_What is expected_
Transcribe the entries that follow, word for word.
** start Data to process **
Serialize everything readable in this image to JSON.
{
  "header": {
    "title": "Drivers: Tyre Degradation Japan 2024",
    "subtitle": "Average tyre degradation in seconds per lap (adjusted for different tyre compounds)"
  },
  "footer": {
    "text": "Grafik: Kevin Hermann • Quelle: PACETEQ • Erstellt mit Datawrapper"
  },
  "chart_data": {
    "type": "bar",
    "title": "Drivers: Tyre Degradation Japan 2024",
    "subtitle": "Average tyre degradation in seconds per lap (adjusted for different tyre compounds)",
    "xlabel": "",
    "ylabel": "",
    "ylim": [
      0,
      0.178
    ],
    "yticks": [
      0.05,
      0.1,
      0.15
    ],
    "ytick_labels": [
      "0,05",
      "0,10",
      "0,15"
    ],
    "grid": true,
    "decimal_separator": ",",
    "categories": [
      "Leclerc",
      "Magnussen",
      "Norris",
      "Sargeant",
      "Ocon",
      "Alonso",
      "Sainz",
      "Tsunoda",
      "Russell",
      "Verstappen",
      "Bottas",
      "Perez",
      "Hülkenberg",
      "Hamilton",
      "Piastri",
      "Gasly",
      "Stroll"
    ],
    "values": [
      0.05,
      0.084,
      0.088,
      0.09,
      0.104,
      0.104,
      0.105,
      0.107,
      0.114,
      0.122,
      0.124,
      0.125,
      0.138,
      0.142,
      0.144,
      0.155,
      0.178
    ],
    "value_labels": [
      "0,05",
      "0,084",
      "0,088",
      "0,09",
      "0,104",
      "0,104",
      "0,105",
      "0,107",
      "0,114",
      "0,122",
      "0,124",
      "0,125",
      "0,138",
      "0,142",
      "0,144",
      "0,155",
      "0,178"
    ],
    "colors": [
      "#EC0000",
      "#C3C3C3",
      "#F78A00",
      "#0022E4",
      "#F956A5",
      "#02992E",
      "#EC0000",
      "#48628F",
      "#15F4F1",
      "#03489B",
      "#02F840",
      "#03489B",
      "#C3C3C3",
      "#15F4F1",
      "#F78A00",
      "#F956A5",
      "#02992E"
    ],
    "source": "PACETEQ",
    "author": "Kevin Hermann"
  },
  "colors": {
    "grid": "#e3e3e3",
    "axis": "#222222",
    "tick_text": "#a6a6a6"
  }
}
** end Data to process **
_Task output_
Serialize everything readable in this image to JSON.
{
  "header": {
    "title": "Drivers: Tyre Degradation Japan 2024",
    "subtitle": "Average tyre degradation in seconds per lap (adjusted for different tyre compounds)"
  },
  "footer": {
    "text": "Grafik: Kevin Hermann • Quelle: PACETEQ • Erstellt mit Datawrapper"
  },
  "chart_data": {
    "type": "bar",
    "title": "Drivers: Tyre Degradation Japan 2024",
    "subtitle": "Average tyre degradation in seconds per lap (adjusted for different tyre compounds)",
    "xlabel": "",
    "ylabel": "",
    "ylim": [
      0,
      0.178
    ],
    "yticks": [
      0.05,
      0.1,
      0.15
    ],
    "ytick_labels": [
      "0,05",
      "0,10",
      "0,15"
    ],
    "grid": true,
    "decimal_separator": ",",
    "categories": [
      "Leclerc",
      "Magnussen",
      "Norris",
      "Sargeant",
      "Ocon",
      "Alonso",
      "Sainz",
      "Tsunoda",
      "Russell",
      "Verstappen",
      "Bottas",
      "Perez",
      "Hülkenberg",
      "Hamilton",
      "Piastri",
      "Gasly",
      "Stroll"
    ],
    "values": [
      0.05,
      0.084,
      0.088,
      0.09,
      0.104,
      0.104,
      0.105,
      0.107,
      0.114,
      0.122,
      0.124,
      0.125,
      0.138,
      0.142,
      0.144,
      0.155,
      0.178
    ],
    "value_labels": [
      "0,05",
      "0,084",
      "0,088",
      "0,09",
      "0,104",
      "0,104",
      "0,105",
      "0,107",
      "0,114",
      "0,122",
      "0,124",
      "0,125",
      "0,138",
      "0,142",
      "0,144",
      "0,155",
      "0,178"
    ],
    "colors": [
      "#EC0000",
      "#C3C3C3",
      "#F78A00",
      "#0022E4",
      "#F956A5",
      "#02992E",
      "#EC0000",
      "#48628F",
      "#15F4F1",
      "#03489B",
      "#02F840",
      "#03489B",
      "#C3C3C3",
      "#15F4F1",
      "#F78A00",
      "#F956A5",
      "#02992E"
    ],
    "source": "PACETEQ",
    "author": "Kevin Hermann"
  },
  "colors": {
    "grid": "#e3e3e3",
    "axis": "#222222",
    "tick_text": "#a6a6a6"
  }
}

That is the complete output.